_Instruction_. Search the data for the word "bibliothèque". Reproduce every line where it is found.

[Extracted records]
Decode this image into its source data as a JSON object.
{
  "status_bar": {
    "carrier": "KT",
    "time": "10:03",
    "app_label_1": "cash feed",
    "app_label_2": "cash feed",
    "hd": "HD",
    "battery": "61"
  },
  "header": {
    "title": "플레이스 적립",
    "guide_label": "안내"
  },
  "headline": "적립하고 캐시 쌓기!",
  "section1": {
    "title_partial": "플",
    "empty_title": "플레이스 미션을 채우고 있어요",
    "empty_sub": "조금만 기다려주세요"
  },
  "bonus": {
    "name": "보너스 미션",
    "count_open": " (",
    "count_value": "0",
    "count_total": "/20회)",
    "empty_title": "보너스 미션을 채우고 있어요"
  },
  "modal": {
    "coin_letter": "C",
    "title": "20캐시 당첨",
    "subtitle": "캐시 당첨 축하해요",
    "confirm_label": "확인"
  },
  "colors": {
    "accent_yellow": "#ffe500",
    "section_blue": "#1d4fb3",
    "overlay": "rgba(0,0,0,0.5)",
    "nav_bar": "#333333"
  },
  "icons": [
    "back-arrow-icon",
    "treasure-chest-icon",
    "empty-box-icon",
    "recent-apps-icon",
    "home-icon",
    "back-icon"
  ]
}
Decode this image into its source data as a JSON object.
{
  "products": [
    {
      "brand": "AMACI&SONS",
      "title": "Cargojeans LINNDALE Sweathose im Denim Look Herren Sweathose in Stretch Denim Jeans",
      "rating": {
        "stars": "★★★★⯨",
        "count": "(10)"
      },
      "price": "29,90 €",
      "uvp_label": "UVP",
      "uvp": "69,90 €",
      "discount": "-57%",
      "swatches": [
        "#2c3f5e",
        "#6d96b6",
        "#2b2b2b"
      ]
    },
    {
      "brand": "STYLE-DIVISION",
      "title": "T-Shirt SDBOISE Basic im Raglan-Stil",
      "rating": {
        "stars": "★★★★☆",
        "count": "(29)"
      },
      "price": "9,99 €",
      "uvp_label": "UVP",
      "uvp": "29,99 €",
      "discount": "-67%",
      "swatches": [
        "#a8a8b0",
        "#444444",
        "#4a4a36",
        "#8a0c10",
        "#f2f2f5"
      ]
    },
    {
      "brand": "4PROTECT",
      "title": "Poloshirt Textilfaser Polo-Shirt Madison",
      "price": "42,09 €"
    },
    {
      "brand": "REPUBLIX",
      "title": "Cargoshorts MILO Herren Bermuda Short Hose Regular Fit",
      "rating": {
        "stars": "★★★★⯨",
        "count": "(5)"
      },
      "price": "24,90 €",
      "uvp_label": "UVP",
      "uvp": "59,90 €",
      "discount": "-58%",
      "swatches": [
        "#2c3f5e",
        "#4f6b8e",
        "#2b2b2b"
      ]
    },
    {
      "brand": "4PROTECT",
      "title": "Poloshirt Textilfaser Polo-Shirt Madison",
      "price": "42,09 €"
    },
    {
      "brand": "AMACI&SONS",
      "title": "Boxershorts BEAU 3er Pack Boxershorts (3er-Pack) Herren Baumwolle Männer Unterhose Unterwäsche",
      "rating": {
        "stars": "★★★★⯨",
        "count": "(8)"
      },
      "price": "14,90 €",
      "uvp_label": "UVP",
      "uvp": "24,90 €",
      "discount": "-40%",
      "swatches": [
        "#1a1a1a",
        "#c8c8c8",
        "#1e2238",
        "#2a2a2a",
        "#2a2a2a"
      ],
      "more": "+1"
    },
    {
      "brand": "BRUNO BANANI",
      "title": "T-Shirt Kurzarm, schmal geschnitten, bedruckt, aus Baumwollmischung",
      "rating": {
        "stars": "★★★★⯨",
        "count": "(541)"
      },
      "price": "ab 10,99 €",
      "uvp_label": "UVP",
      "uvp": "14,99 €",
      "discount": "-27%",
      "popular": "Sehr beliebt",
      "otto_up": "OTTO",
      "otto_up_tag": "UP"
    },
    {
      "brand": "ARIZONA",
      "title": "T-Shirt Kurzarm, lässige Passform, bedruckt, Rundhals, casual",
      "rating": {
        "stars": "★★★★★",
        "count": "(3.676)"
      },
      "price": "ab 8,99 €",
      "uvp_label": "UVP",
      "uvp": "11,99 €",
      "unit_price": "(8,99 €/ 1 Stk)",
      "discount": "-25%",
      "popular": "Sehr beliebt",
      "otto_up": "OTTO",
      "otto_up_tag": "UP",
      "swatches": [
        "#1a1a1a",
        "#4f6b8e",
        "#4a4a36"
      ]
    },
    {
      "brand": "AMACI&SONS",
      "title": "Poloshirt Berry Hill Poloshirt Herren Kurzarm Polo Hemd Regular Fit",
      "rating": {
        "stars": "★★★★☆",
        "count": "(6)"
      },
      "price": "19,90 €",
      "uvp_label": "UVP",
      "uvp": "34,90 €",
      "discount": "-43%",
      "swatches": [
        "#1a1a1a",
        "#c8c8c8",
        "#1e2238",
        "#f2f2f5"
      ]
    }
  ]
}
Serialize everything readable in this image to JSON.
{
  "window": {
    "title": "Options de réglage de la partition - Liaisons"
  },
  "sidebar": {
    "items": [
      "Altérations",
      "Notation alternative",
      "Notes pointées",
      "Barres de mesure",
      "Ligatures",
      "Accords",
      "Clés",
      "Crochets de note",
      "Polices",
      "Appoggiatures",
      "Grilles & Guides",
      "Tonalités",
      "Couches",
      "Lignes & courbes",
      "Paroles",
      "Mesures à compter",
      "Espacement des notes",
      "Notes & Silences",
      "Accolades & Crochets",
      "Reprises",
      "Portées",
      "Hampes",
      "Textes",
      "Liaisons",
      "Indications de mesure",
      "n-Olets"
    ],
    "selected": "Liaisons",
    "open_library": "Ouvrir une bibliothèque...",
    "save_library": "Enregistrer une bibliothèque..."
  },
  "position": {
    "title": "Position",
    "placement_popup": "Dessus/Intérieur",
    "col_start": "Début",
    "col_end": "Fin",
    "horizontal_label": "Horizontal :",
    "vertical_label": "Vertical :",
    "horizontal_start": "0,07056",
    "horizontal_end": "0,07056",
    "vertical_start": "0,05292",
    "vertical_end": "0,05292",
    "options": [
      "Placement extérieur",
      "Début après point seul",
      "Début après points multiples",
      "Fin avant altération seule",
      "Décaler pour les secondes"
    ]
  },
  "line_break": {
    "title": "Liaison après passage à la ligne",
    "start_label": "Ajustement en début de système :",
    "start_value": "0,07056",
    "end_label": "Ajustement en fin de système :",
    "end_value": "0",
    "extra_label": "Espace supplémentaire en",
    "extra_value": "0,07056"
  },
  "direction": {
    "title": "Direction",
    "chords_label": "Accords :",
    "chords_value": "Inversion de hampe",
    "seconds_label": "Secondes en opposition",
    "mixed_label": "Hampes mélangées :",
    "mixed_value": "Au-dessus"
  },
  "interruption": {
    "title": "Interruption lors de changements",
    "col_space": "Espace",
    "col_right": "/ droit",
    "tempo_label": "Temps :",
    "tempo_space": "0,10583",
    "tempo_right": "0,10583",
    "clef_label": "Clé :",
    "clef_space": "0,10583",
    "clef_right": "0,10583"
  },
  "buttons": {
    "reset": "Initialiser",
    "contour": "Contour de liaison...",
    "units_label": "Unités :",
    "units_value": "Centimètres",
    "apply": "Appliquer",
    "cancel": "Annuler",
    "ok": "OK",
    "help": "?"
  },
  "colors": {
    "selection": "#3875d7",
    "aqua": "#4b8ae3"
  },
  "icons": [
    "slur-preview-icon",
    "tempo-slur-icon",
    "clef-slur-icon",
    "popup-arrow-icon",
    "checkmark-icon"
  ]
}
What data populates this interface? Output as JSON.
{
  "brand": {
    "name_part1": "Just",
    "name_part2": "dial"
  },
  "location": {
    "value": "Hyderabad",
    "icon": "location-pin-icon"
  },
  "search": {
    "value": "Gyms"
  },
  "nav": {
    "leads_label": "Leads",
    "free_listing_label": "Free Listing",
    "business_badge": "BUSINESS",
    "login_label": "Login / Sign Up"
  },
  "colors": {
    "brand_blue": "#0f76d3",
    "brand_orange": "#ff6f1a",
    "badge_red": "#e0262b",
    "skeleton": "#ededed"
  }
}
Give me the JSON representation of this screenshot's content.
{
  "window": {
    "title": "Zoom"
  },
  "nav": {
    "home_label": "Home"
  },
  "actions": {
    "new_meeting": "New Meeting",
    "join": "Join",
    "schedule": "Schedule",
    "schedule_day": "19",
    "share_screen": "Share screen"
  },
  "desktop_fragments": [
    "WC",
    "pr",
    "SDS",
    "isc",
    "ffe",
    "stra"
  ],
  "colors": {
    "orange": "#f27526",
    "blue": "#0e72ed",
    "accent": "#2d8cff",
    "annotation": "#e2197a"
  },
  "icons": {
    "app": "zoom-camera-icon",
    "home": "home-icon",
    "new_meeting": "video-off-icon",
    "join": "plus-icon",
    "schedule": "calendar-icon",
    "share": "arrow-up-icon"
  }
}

_The answer_.
    "open_library": "Ouvrir une bibliothèque...",
    "save_library": "Enregistrer une bibliothèque..."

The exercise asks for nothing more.